--- BEGIN ---
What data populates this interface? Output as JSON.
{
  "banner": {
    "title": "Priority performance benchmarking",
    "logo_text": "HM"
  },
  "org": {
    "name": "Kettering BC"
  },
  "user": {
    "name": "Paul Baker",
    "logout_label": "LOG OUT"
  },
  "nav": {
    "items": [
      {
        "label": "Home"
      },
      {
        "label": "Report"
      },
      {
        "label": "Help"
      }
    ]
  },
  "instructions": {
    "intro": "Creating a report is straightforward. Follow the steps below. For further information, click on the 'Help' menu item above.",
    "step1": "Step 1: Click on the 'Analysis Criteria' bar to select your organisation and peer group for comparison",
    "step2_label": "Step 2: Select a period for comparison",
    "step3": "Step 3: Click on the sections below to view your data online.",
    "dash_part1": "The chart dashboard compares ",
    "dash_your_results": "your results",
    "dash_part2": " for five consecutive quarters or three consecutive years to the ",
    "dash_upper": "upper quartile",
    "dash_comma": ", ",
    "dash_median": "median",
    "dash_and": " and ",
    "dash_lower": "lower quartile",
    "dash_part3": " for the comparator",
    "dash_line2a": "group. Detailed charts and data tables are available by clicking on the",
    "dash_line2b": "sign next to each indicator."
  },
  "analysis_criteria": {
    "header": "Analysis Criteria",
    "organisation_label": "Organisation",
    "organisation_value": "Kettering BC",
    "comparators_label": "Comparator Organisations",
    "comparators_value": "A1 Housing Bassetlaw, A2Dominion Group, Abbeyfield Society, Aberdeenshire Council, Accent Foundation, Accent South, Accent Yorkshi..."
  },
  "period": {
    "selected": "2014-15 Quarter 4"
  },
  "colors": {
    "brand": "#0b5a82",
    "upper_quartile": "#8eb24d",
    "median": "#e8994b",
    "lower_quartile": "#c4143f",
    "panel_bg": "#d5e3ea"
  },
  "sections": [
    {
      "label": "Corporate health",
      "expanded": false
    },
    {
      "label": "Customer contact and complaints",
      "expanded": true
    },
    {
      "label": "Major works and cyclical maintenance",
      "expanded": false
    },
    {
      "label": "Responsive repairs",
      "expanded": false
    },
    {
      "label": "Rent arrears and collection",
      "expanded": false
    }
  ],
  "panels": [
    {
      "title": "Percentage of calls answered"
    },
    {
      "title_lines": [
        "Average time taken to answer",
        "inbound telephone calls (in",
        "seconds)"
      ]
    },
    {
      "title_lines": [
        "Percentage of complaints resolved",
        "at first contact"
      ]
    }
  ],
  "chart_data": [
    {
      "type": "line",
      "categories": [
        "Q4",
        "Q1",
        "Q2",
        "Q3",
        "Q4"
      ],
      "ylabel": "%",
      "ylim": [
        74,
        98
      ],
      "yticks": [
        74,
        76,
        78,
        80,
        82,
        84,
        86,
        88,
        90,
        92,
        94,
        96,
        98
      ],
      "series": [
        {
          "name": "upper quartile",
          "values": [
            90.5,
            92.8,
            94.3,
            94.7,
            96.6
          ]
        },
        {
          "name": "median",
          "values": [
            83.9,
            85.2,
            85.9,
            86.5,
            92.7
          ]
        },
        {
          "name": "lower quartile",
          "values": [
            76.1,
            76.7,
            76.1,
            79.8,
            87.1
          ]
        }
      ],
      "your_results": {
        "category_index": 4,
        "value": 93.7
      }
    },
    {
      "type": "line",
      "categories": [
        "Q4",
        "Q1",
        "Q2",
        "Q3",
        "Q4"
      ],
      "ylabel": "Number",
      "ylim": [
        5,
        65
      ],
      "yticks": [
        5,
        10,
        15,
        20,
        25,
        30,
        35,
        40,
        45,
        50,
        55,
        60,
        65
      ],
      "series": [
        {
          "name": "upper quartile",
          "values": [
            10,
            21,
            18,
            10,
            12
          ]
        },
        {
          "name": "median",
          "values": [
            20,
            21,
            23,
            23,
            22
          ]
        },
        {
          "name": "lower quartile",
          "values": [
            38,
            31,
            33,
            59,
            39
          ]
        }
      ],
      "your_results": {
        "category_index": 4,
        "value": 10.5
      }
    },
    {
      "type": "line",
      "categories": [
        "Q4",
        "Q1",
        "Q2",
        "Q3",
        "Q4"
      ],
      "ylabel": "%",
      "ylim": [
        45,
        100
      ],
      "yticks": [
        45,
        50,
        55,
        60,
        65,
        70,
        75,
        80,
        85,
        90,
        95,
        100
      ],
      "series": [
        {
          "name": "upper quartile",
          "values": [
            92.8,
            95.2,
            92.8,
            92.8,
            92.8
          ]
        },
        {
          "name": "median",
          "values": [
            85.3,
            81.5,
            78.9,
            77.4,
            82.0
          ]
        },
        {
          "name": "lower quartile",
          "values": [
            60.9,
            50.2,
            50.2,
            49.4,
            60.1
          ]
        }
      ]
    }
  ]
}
--- END ---
Go through the data and return every record exactly.

OUTPUT OF THE EXERCISE:
What data populates this interface? Output as JSON.
{
  "banner": {
    "title": "Priority performance benchmarking",
    "logo_text": "HM"
  },
  "org": {
    "name": "Kettering BC"
  },
  "user": {
    "name": "Paul Baker",
    "logout_label": "LOG OUT"
  },
  "nav": {
    "items": [
      {
        "label": "Home"
      },
      {
        "label": "Report"
      },
      {
        "label": "Help"
      }
    ]
  },
  "instructions": {
    "intro": "Creating a report is straightforward. Follow the steps below. For further information, click on the 'Help' menu item above.",
    "step1": "Step 1: Click on the 'Analysis Criteria' bar to select your organisation and peer group for comparison",
    "step2_label": "Step 2: Select a period for comparison",
    "step3": "Step 3: Click on the sections below to view your data online.",
    "dash_part1": "The chart dashboard compares ",
    "dash_your_results": "your results",
    "dash_part2": " for five consecutive quarters or three consecutive years to the ",
    "dash_upper": "upper quartile",
    "dash_comma": ", ",
    "dash_median": "median",
    "dash_and": " and ",
    "dash_lower": "lower quartile",
    "dash_part3": " for the comparator",
    "dash_line2a": "group. Detailed charts and data tables are available by clicking on the",
    "dash_line2b": "sign next to each indicator."
  },
  "analysis_criteria": {
    "header": "Analysis Criteria",
    "organisation_label": "Organisation",
    "organisation_value": "Kettering BC",
    "comparators_label": "Comparator Organisations",
    "comparators_value": "A1 Housing Bassetlaw, A2Dominion Group, Abbeyfield Society, Aberdeenshire Council, Accent Foundation, Accent South, Accent Yorkshi..."
  },
  "period": {
    "selected": "2014-15 Quarter 4"
  },
  "colors": {
    "brand": "#0b5a82",
    "upper_quartile": "#8eb24d",
    "median": "#e8994b",
    "lower_quartile": "#c4143f",
    "panel_bg": "#d5e3ea"
  },
  "sections": [
    {
      "label": "Corporate health",
      "expanded": false
    },
    {
      "label": "Customer contact and complaints",
      "expanded": true
    },
    {
      "label": "Major works and cyclical maintenance",
      "expanded": false
    },
    {
      "label": "Responsive repairs",
      "expanded": false
    },
    {
      "label": "Rent arrears and collection",
      "expanded": false
    }
  ],
  "panels": [
    {
      "title": "Percentage of calls answered"
    },
    {
      "title_lines": [
        "Average time taken to answer",
        "inbound telephone calls (in",
        "seconds)"
      ]
    },
    {
      "title_lines": [
        "Percentage of complaints resolved",
        "at first contact"
      ]
    }
  ],
  "chart_data": [
    {
      "type": "line",
      "categories": [
        "Q4",
        "Q1",
        "Q2",
        "Q3",
        "Q4"
      ],
      "ylabel": "%",
      "ylim": [
        74,
        98
      ],
      "yticks": [
        74,
        76,
        78,
        80,
        82,
        84,
        86,
        88,
        90,
        92,
        94,
        96,
        98
      ],
      "series": [
        {
          "name": "upper quartile",
          "values": [
            90.5,
            92.8,
            94.3,
            94.7,
            96.6
          ]
        },
        {
          "name": "median",
          "values": [
            83.9,
            85.2,
            85.9,
            86.5,
            92.7
          ]
        },
        {
          "name": "lower quartile",
          "values": [
            76.1,
            76.7,
            76.1,
            79.8,
            87.1
          ]
        }
      ],
      "your_results": {
        "category_index": 4,
        "value": 93.7
      }
    },
    {
      "type": "line",
      "categories": [
        "Q4",
        "Q1",
        "Q2",
        "Q3",
        "Q4"
      ],
      "ylabel": "Number",
      "ylim": [
        5,
        65
      ],
      "yticks": [
        5,
        10,
        15,
        20,
        25,
        30,
        35,
        40,
        45,
        50,
        55,
        60,
        65
      ],
      "series": [
        {
          "name": "upper quartile",
          "values": [
            10,
            21,
            18,
            10,
            12
          ]
        },
        {
          "name": "median",
          "values": [
            20,
            21,
            23,
            23,
            22
          ]
        },
        {
          "name": "lower quartile",
          "values": [
            38,
            31,
            33,
            59,
            39
          ]
        }
      ],
      "your_results": {
        "category_index": 4,
        "value": 10.5
      }
    },
    {
      "type": "line",
      "categories": [
        "Q4",
        "Q1",
        "Q2",
        "Q3",
        "Q4"
      ],
      "ylabel": "%",
      "ylim": [
        45,
        100
      ],
      "yticks": [
        45,
        50,
        55,
        60,
        65,
        70,
        75,
        80,
        85,
        90,
        95,
        100
      ],
      "series": [
        {
          "name": "upper quartile",
          "values": [
            92.8,
            95.2,
            92.8,
            92.8,
            92.8
          ]
        },
        {
          "name": "median",
          "values": [
            85.3,
            81.5,
            78.9,
            77.4,
            82.0
          ]
        },
        {
          "name": "lower quartile",
          "values": [
            60.9,
            50.2,
            50.2,
            49.4,
            60.1
          ]
        }
      ]
    }
  ]
}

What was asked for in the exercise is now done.